Copy the data exactly; pictures stay out of the copy.

Saved entries
:::

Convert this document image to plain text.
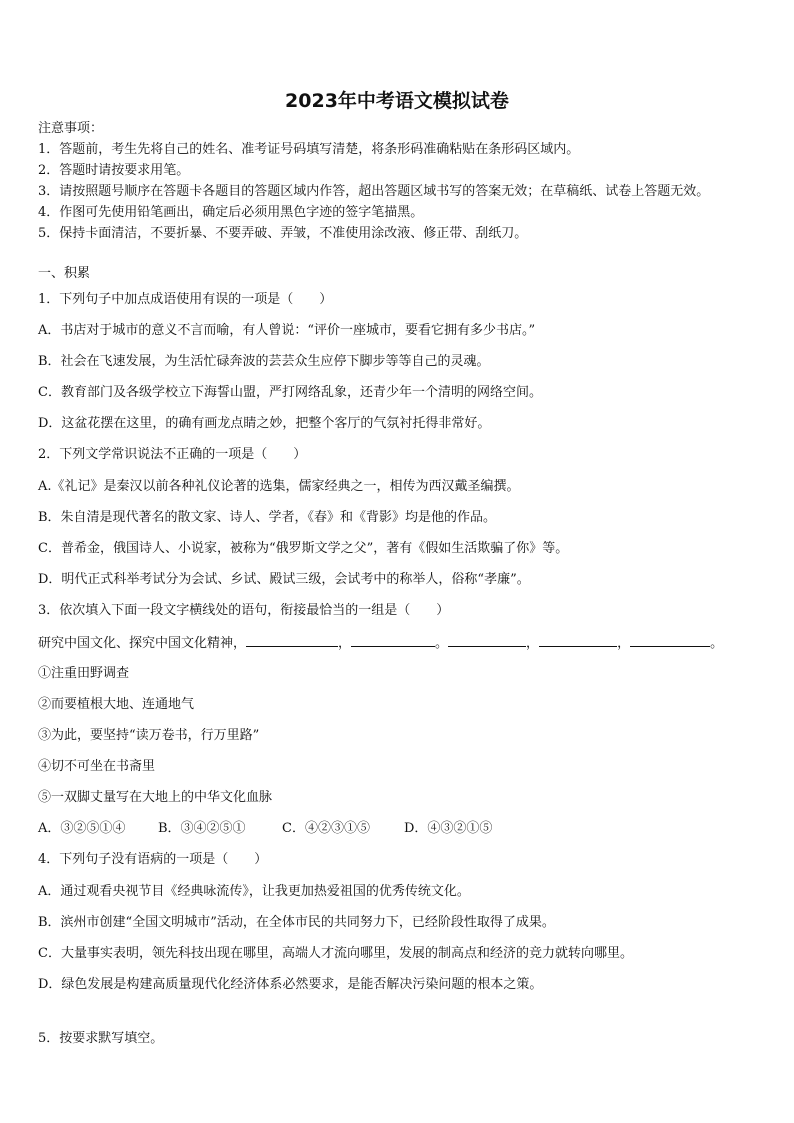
2023年中考语文模拟试卷
注意事项：
1．答题前，考生先将自己的姓名、准考证号码填写清楚，将条形码准确粘贴在条形码区域内。
2．答题时请按要求用笔。
3．请按照题号顺序在答题卡各题目的答题区域内作答，超出答题区域书写的答案无效；在草稿纸、试卷上答题无效。
4．作图可先使用铅笔画出，确定后必须用黑色字迹的签字笔描黑。
5．保持卡面清洁，不要折暴、不要弄破、弄皱，不准使用涂改液、修正带、刮纸刀。
一、积累
1．下列句子中加点成语使用有误的一项是（　　）
A．书店对于城市的意义不言而喻，有人曾说：“评价一座城市，要看它拥有多少书店。”
B．社会在飞速发展，为生活忙碌奔波的芸芸众生应停下脚步等等自己的灵魂。
C．教育部门及各级学校立下海誓山盟，严打网络乱象，还青少年一个清明的网络空间。
D．这盆花摆在这里，的确有画龙点睛之妙，把整个客厅的气氛衬托得非常好。
2．下列文学常识说法不正确的一项是（　　）
A.《礼记》是秦汉以前各种礼仪论著的选集，儒家经典之一，相传为西汉戴圣编撰。
B．朱自清是现代著名的散文家、诗人、学者，《春》和《背影》均是他的作品。
C．普希金，俄国诗人、小说家，被称为“俄罗斯文学之父”，著有《假如生活欺骗了你》等。
D．明代正式科举考试分为会试、乡试、殿试三级，会试考中的称举人，俗称“孝廉”。
3．依次填入下面一段文字横线处的语句，衔接最恰当的一组是（　　）
研究中国文化、探究中国文化精神，	，	。	，	，	。
①注重田野调查
②而要植根大地、连通地气
③为此，要坚持“读万卷书，行万里路”
④切不可坐在书斋里
⑤一双脚丈量写在大地上的中华文化血脉
A．③②⑤①④	B．③④②⑤①	C．④②③①⑤	D．④③②①⑤
4．下列句子没有语病的一项是（　　）
A．通过观看央视节目《经典咏流传》，让我更加热爱祖国的优秀传统文化。
B．滨州市创建“全国文明城市”活动，在全体市民的共同努力下，已经阶段性取得了成果。
C．大量事实表明，领先科技出现在哪里，高端人才流向哪里，发展的制高点和经济的竞力就转向哪里。
D．绿色发展是构建高质量现代化经济体系必然要求，是能否解决污染问题的根本之策。
5．按要求默写填空。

:::

## RESPONSE TO THE TASK
Convert this document image to plain text.
2023年中考语文模拟试卷
注意事项：
1．答题前，考生先将自己的姓名、准考证号码填写清楚，将条形码准确粘贴在条形码区域内。
2．答题时请按要求用笔。
3．请按照题号顺序在答题卡各题目的答题区域内作答，超出答题区域书写的答案无效；在草稿纸、试卷上答题无效。
4．作图可先使用铅笔画出，确定后必须用黑色字迹的签字笔描黑。
5．保持卡面清洁，不要折暴、不要弄破、弄皱，不准使用涂改液、修正带、刮纸刀。
一、积累
1．下列句子中加点成语使用有误的一项是（　　）
A．书店对于城市的意义不言而喻，有人曾说：“评价一座城市，要看它拥有多少书店。”
B．社会在飞速发展，为生活忙碌奔波的芸芸众生应停下脚步等等自己的灵魂。
C．教育部门及各级学校立下海誓山盟，严打网络乱象，还青少年一个清明的网络空间。
D．这盆花摆在这里，的确有画龙点睛之妙，把整个客厅的气氛衬托得非常好。
2．下列文学常识说法不正确的一项是（　　）
A.《礼记》是秦汉以前各种礼仪论著的选集，儒家经典之一，相传为西汉戴圣编撰。
B．朱自清是现代著名的散文家、诗人、学者，《春》和《背影》均是他的作品。
C．普希金，俄国诗人、小说家，被称为“俄罗斯文学之父”，著有《假如生活欺骗了你》等。
D．明代正式科举考试分为会试、乡试、殿试三级，会试考中的称举人，俗称“孝廉”。
3．依次填入下面一段文字横线处的语句，衔接最恰当的一组是（　　）
研究中国文化、探究中国文化精神，	，	。	，	，	。
①注重田野调查
②而要植根大地、连通地气
③为此，要坚持“读万卷书，行万里路”
④切不可坐在书斋里
⑤一双脚丈量写在大地上的中华文化血脉
A．③②⑤①④	B．③④②⑤①	C．④②③①⑤	D．④③②①⑤
4．下列句子没有语病的一项是（　　）
A．通过观看央视节目《经典咏流传》，让我更加热爱祖国的优秀传统文化。
B．滨州市创建“全国文明城市”活动，在全体市民的共同努力下，已经阶段性取得了成果。
C．大量事实表明，领先科技出现在哪里，高端人才流向哪里，发展的制高点和经济的竞力就转向哪里。
D．绿色发展是构建高质量现代化经济体系必然要求，是能否解决污染问题的根本之策。
5．按要求默写填空。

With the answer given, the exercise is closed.